■ **Exercise brief**: Below are some records. Pull every line that contains the word "JSON".

■ **Exercise materials**:
····················

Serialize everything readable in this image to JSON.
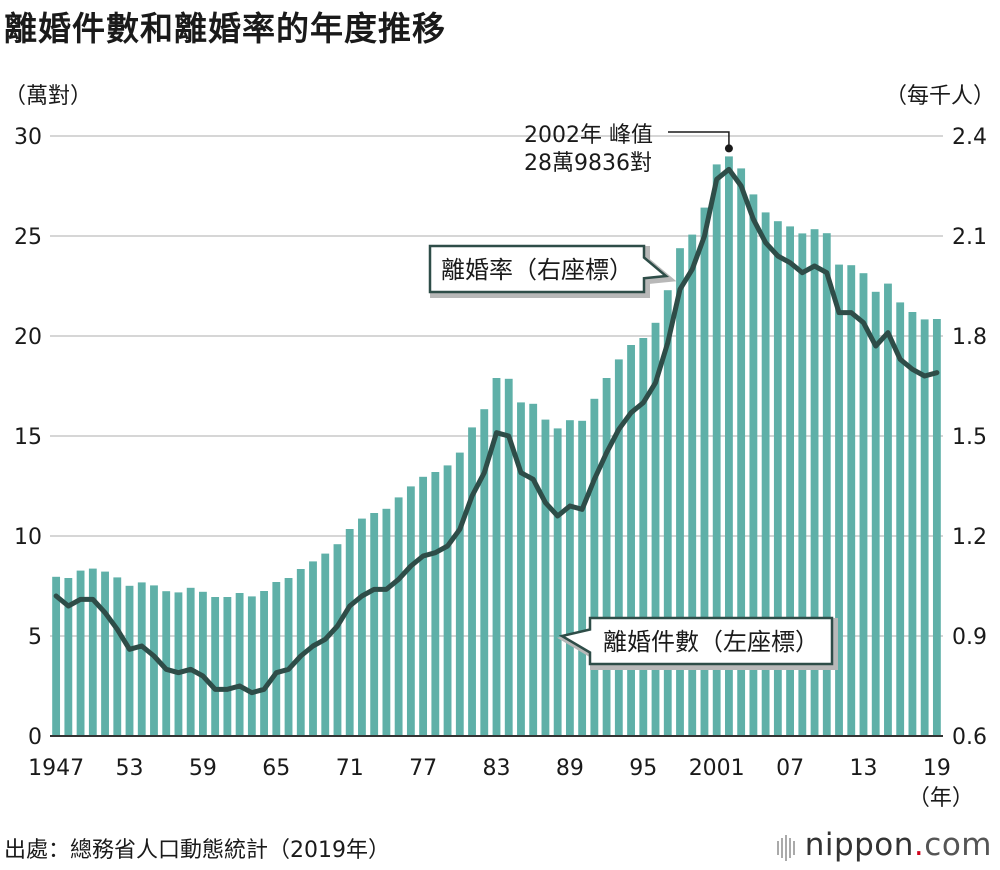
{
  "title": "離婚件數和離婚率的年度推移",
  "source": "出處：總務省人口動態統計（2019年）",
  "logo": {
    "main": "nippon",
    "dot": ".",
    "tld": "com"
  },
  "colors": {
    "bar": "#5fb0a8",
    "line": "#2e4d48",
    "grid": "#c8c8c8",
    "axis": "#333333"
  },
  "chart_data": {
    "type": "bar+line",
    "title": "離婚件數和離婚率的年度推移",
    "left_axis": {
      "unit_label": "（萬對）",
      "range": [
        0,
        30
      ],
      "ticks": [
        "0",
        "5",
        "10",
        "15",
        "20",
        "25",
        "30"
      ]
    },
    "right_axis": {
      "unit_label": "（每千人）",
      "range": [
        0.6,
        2.4
      ],
      "ticks": [
        "0.6",
        "0.9",
        "1.2",
        "1.5",
        "1.8",
        "2.1",
        "2.4"
      ]
    },
    "x_axis": {
      "unit_label": "（年）",
      "tick_labels": [
        "1947",
        "53",
        "59",
        "65",
        "71",
        "77",
        "83",
        "89",
        "95",
        "2001",
        "07",
        "13",
        "19"
      ]
    },
    "years": [
      1947,
      1948,
      1949,
      1950,
      1951,
      1952,
      1953,
      1954,
      1955,
      1956,
      1957,
      1958,
      1959,
      1960,
      1961,
      1962,
      1963,
      1964,
      1965,
      1966,
      1967,
      1968,
      1969,
      1970,
      1971,
      1972,
      1973,
      1974,
      1975,
      1976,
      1977,
      1978,
      1979,
      1980,
      1981,
      1982,
      1983,
      1984,
      1985,
      1986,
      1987,
      1988,
      1989,
      1990,
      1991,
      1992,
      1993,
      1994,
      1995,
      1996,
      1997,
      1998,
      1999,
      2000,
      2001,
      2002,
      2003,
      2004,
      2005,
      2006,
      2007,
      2008,
      2009,
      2010,
      2011,
      2012,
      2013,
      2014,
      2015,
      2016,
      2017,
      2018,
      2019
    ],
    "series": [
      {
        "name": "離婚件數（左座標）",
        "axis": "left",
        "type": "bar",
        "values": [
          7.96,
          7.9,
          8.27,
          8.37,
          8.22,
          7.93,
          7.51,
          7.68,
          7.53,
          7.24,
          7.18,
          7.41,
          7.21,
          6.95,
          6.95,
          7.15,
          6.98,
          7.25,
          7.7,
          7.9,
          8.35,
          8.73,
          9.12,
          9.59,
          10.35,
          10.87,
          11.15,
          11.36,
          11.93,
          12.48,
          12.96,
          13.2,
          13.53,
          14.17,
          15.43,
          16.34,
          17.9,
          17.86,
          16.68,
          16.61,
          15.82,
          15.38,
          15.79,
          15.76,
          16.86,
          17.9,
          18.83,
          19.55,
          19.9,
          20.66,
          22.29,
          24.39,
          25.07,
          26.42,
          28.58,
          28.98,
          28.38,
          27.08,
          26.18,
          25.74,
          25.48,
          25.13,
          25.34,
          25.14,
          23.57,
          23.54,
          23.14,
          22.21,
          22.62,
          21.68,
          21.2,
          20.83,
          20.85
        ]
      },
      {
        "name": "離婚率（右座標）",
        "axis": "right",
        "type": "line",
        "values": [
          1.02,
          0.99,
          1.01,
          1.01,
          0.97,
          0.92,
          0.86,
          0.87,
          0.84,
          0.8,
          0.79,
          0.8,
          0.78,
          0.74,
          0.74,
          0.75,
          0.73,
          0.74,
          0.79,
          0.8,
          0.84,
          0.87,
          0.89,
          0.93,
          0.99,
          1.02,
          1.04,
          1.04,
          1.07,
          1.11,
          1.14,
          1.15,
          1.17,
          1.22,
          1.32,
          1.39,
          1.51,
          1.5,
          1.39,
          1.37,
          1.3,
          1.26,
          1.29,
          1.28,
          1.37,
          1.45,
          1.52,
          1.57,
          1.6,
          1.66,
          1.78,
          1.94,
          2.0,
          2.1,
          2.27,
          2.3,
          2.25,
          2.15,
          2.08,
          2.04,
          2.02,
          1.99,
          2.01,
          1.99,
          1.87,
          1.87,
          1.84,
          1.77,
          1.81,
          1.73,
          1.7,
          1.68,
          1.69
        ]
      }
    ],
    "annotations": {
      "peak": [
        "2002年 峰值",
        "28萬9836對"
      ],
      "rate_label": "離婚率（右座標）",
      "count_label": "離婚件數（左座標）"
    }
  }
}
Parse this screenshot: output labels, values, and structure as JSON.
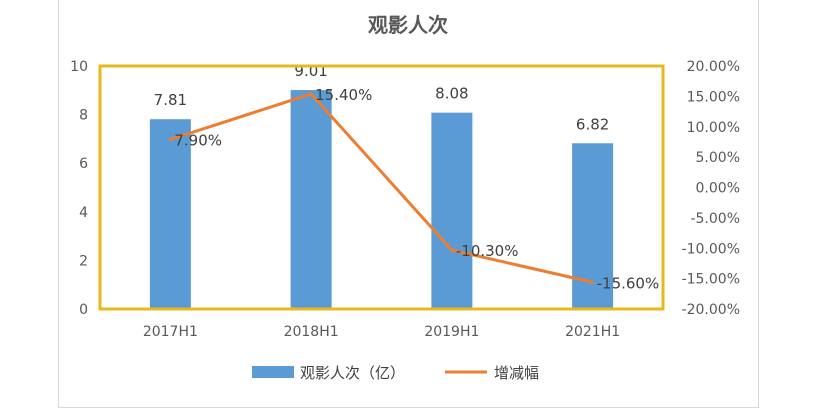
{
  "chart_data": {
    "type": "bar",
    "title": "观影人次",
    "categories": [
      "2017H1",
      "2018H1",
      "2019H1",
      "2021H1"
    ],
    "series": [
      {
        "name": "观影人次（亿）",
        "type": "bar",
        "axis": "left",
        "values": [
          7.81,
          9.01,
          8.08,
          6.82
        ],
        "labels": [
          "7.81",
          "9.01",
          "8.08",
          "6.82"
        ],
        "color": "#5b9bd5"
      },
      {
        "name": "增减幅",
        "type": "line",
        "axis": "right",
        "values": [
          7.9,
          15.4,
          -10.3,
          -15.6
        ],
        "labels": [
          "7.90%",
          "15.40%",
          "-10.30%",
          "-15.60%"
        ],
        "color": "#ed7d31"
      }
    ],
    "y_left": {
      "min": 0,
      "max": 10,
      "ticks": [
        "0",
        "2",
        "4",
        "6",
        "8",
        "10"
      ],
      "tick_values": [
        0,
        2,
        4,
        6,
        8,
        10
      ]
    },
    "y_right": {
      "min": -20,
      "max": 20,
      "ticks": [
        "-20.00%",
        "-15.00%",
        "-10.00%",
        "-5.00%",
        "0.00%",
        "5.00%",
        "10.00%",
        "15.00%",
        "20.00%"
      ],
      "tick_values": [
        -20,
        -15,
        -10,
        -5,
        0,
        5,
        10,
        15,
        20
      ]
    },
    "legend_position": "bottom",
    "plot_border_color": "#e6b91e"
  }
}
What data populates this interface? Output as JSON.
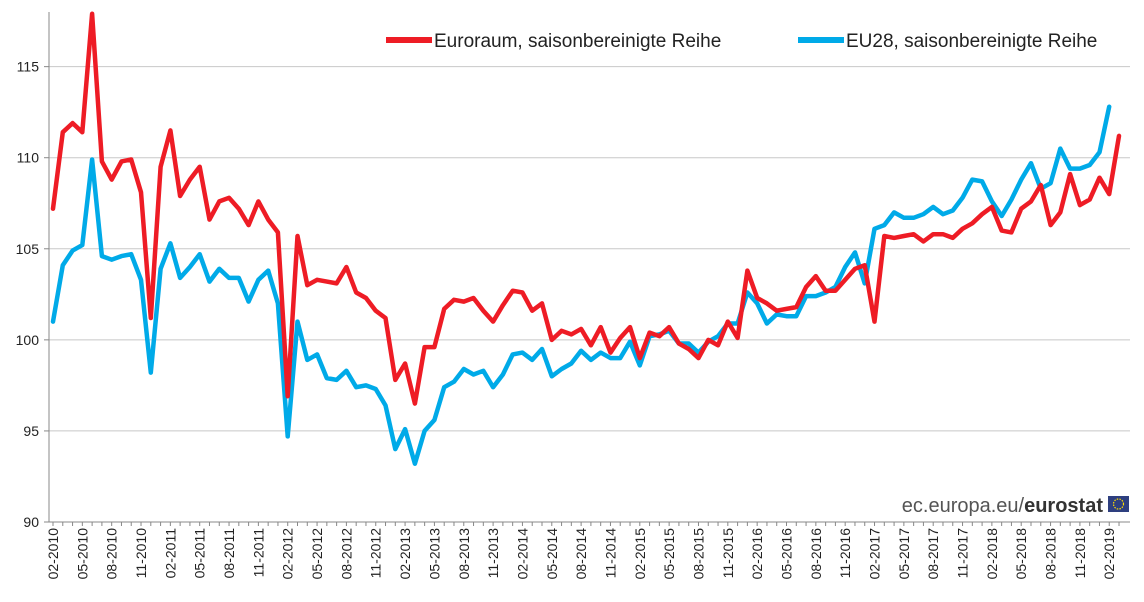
{
  "chart_data": {
    "type": "line",
    "title": "",
    "xlabel": "",
    "ylabel": "",
    "ylim": [
      90,
      118
    ],
    "yticks": [
      90,
      95,
      100,
      105,
      110,
      115
    ],
    "grid": "horizontal",
    "legend_position": "top-right",
    "x_tick_labels": [
      "02-2010",
      "05-2010",
      "08-2010",
      "11-2010",
      "02-2011",
      "05-2011",
      "08-2011",
      "11-2011",
      "02-2012",
      "05-2012",
      "08-2012",
      "11-2012",
      "02-2013",
      "05-2013",
      "08-2013",
      "11-2013",
      "02-2014",
      "05-2014",
      "08-2014",
      "11-2014",
      "02-2015",
      "05-2015",
      "08-2015",
      "11-2015",
      "02-2016",
      "05-2016",
      "08-2016",
      "11-2016",
      "02-2017",
      "05-2017",
      "08-2017",
      "11-2017",
      "02-2018",
      "05-2018",
      "08-2018",
      "11-2018",
      "02-2019"
    ],
    "x_start": "2010-02",
    "series": [
      {
        "name": "Euroraum, saisonbereinigte Reihe",
        "color": "#ee1c25",
        "values": [
          107.2,
          111.4,
          111.9,
          111.4,
          117.9,
          109.8,
          108.8,
          109.8,
          109.9,
          108.1,
          101.2,
          109.5,
          111.5,
          107.9,
          108.8,
          109.5,
          106.6,
          107.6,
          107.8,
          107.2,
          106.3,
          107.6,
          106.6,
          105.9,
          96.9,
          105.7,
          103.0,
          103.3,
          103.2,
          103.1,
          104.0,
          102.6,
          102.3,
          101.6,
          101.2,
          97.8,
          98.7,
          96.5,
          99.6,
          99.6,
          101.7,
          102.2,
          102.1,
          102.3,
          101.6,
          101.0,
          101.9,
          102.7,
          102.6,
          101.6,
          102.0,
          100.0,
          100.5,
          100.3,
          100.6,
          99.7,
          100.7,
          99.3,
          100.1,
          100.7,
          99.0,
          100.4,
          100.2,
          100.7,
          99.8,
          99.5,
          99.0,
          100.0,
          99.7,
          101.0,
          100.1,
          103.8,
          102.3,
          102.0,
          101.6,
          101.7,
          101.8,
          102.9,
          103.5,
          102.7,
          102.7,
          103.3,
          103.9,
          104.1,
          101.0,
          105.7,
          105.6,
          105.7,
          105.8,
          105.4,
          105.8,
          105.8,
          105.6,
          106.1,
          106.4,
          106.9,
          107.3,
          106.0,
          105.9,
          107.2,
          107.6,
          108.5,
          106.3,
          107.0,
          109.1,
          107.4,
          107.7,
          108.9,
          108.0,
          111.2
        ]
      },
      {
        "name": "EU28, saisonbereinigte Reihe",
        "color": "#00aae8",
        "values": [
          101.0,
          104.1,
          104.9,
          105.2,
          109.9,
          104.6,
          104.4,
          104.6,
          104.7,
          103.3,
          98.2,
          103.9,
          105.3,
          103.4,
          104.0,
          104.7,
          103.2,
          103.9,
          103.4,
          103.4,
          102.1,
          103.3,
          103.8,
          102.0,
          94.7,
          101.0,
          98.9,
          99.2,
          97.9,
          97.8,
          98.3,
          97.4,
          97.5,
          97.3,
          96.4,
          94.0,
          95.1,
          93.2,
          95.0,
          95.6,
          97.4,
          97.7,
          98.4,
          98.1,
          98.3,
          97.4,
          98.1,
          99.2,
          99.3,
          98.9,
          99.5,
          98.0,
          98.4,
          98.7,
          99.4,
          98.9,
          99.3,
          99.0,
          99.0,
          99.9,
          98.6,
          100.2,
          100.3,
          100.5,
          99.8,
          99.8,
          99.3,
          99.9,
          100.2,
          100.9,
          100.9,
          102.6,
          102.0,
          100.9,
          101.4,
          101.3,
          101.3,
          102.4,
          102.4,
          102.6,
          102.9,
          104.0,
          104.8,
          103.1,
          106.1,
          106.3,
          107.0,
          106.7,
          106.7,
          106.9,
          107.3,
          106.9,
          107.1,
          107.8,
          108.8,
          108.7,
          107.6,
          106.8,
          107.7,
          108.8,
          109.7,
          108.3,
          108.6,
          110.5,
          109.4,
          109.4,
          109.6,
          110.3,
          112.8
        ]
      }
    ]
  },
  "brand": {
    "prefix": "ec.europa.eu/",
    "name": "eurostat",
    "flag_color": "#2e3f7f",
    "star_color": "#ffdd00"
  }
}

····················

■ **Exercise answer**:
Serialize everything readable in this image to JSON.
Parse this screenshot: output labels, values, and structure as JSON.
What data populates this interface? Output as JSON.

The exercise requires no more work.